Figure record listings:
####

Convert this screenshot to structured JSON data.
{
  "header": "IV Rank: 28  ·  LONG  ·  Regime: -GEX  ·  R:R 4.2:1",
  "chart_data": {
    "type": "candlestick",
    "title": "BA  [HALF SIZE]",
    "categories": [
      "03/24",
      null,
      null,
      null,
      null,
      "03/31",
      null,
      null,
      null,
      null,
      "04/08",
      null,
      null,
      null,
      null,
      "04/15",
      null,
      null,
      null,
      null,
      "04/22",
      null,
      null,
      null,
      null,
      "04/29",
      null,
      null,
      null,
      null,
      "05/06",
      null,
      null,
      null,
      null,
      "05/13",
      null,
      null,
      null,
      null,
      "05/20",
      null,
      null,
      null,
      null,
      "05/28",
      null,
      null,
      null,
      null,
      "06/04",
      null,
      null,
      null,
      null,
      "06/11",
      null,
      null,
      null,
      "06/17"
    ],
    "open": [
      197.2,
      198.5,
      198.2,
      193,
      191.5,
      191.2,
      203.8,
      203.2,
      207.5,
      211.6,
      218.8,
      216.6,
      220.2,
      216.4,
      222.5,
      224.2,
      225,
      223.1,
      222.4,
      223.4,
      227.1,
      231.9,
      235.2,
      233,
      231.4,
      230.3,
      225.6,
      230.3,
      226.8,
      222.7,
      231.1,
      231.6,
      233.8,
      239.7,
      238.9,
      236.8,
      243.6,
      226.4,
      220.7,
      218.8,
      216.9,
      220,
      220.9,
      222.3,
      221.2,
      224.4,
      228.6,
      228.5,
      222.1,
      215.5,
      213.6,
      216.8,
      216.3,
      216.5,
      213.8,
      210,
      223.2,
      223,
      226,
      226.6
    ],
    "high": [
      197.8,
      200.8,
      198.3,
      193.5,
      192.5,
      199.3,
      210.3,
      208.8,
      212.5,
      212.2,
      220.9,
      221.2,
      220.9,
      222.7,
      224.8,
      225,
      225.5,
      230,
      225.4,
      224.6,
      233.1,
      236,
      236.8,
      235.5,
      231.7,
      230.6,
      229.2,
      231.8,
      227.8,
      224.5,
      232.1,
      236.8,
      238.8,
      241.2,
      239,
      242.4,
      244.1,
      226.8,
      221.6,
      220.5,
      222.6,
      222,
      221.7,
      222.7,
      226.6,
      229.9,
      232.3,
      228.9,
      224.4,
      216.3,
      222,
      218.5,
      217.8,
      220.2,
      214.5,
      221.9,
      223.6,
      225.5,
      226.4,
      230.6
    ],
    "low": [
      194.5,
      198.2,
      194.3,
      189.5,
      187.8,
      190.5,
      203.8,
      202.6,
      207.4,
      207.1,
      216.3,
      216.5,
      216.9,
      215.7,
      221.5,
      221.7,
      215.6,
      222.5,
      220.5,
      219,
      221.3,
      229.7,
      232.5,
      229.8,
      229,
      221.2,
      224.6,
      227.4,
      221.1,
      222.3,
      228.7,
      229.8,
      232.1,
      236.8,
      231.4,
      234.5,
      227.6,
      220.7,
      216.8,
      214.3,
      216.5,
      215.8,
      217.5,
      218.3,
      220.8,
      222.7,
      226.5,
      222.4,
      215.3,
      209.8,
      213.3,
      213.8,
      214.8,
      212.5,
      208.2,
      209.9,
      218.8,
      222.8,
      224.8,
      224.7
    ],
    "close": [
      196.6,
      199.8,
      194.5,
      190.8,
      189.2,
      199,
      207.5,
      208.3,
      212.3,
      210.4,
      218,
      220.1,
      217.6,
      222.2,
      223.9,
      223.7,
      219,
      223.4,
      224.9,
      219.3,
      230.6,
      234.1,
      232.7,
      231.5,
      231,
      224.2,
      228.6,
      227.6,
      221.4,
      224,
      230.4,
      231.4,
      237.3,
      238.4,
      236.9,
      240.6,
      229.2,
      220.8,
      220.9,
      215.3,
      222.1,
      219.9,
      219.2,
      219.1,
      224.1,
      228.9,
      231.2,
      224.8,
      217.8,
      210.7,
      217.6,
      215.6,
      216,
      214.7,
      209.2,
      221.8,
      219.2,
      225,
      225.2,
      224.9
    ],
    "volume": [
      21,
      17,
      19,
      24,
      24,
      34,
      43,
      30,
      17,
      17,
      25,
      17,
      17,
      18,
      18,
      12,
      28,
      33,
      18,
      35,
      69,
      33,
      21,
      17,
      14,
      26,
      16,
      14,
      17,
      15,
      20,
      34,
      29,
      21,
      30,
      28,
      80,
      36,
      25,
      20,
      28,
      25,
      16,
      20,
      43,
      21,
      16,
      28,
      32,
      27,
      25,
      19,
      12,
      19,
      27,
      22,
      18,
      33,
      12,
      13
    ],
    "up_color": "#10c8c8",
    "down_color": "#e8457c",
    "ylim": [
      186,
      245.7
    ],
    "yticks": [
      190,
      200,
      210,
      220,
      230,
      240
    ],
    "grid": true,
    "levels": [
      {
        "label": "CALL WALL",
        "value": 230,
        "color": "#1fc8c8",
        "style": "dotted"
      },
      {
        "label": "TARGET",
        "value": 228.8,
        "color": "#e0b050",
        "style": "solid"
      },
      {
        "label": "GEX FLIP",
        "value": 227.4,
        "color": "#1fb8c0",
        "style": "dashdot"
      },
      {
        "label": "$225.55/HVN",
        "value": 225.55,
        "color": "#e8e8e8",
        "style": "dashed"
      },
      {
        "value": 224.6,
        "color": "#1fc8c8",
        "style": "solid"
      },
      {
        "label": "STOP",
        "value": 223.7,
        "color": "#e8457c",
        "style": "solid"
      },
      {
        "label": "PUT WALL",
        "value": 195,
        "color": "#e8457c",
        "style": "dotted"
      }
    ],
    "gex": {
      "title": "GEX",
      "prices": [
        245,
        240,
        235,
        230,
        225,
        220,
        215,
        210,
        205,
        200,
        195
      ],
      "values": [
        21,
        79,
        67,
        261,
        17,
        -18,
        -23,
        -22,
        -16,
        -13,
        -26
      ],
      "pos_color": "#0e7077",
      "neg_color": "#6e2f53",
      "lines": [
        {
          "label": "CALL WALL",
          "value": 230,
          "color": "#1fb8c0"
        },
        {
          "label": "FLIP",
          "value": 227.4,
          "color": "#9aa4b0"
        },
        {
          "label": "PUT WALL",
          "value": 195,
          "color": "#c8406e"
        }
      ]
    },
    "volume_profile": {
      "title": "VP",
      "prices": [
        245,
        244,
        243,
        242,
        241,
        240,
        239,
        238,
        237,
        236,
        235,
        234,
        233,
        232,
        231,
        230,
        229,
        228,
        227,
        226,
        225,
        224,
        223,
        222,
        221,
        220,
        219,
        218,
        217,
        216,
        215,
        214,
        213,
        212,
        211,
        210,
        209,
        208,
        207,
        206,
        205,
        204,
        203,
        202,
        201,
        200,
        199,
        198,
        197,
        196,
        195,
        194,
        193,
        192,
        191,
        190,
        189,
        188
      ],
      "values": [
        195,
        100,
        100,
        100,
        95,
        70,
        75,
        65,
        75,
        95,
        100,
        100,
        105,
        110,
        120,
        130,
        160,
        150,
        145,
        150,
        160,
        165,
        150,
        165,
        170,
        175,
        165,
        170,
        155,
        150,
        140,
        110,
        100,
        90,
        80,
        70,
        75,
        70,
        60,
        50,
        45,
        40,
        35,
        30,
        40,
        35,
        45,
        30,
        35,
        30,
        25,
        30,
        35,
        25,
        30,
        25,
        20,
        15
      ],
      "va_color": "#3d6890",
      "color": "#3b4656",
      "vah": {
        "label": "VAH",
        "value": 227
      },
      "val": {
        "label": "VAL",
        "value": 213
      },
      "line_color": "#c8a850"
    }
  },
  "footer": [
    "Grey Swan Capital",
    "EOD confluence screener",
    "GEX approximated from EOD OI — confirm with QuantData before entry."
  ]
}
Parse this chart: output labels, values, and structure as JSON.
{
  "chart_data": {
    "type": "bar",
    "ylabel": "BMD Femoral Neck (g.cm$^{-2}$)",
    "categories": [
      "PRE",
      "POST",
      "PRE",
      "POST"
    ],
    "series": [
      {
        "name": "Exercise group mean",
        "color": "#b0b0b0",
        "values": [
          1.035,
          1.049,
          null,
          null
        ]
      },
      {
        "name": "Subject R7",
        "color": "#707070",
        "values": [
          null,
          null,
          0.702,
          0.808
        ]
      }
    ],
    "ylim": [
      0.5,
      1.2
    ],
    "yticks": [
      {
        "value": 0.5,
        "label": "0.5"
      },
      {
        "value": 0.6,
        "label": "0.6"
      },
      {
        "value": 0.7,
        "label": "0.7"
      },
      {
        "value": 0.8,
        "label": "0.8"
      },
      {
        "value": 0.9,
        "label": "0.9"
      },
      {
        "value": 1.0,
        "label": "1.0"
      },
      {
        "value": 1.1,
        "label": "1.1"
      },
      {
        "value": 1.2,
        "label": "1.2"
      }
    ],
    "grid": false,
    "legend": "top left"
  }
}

####

→ What is asked: Going through the lines above one by one, tally those with the word "WALL" and give only the total.

→ The reply: 4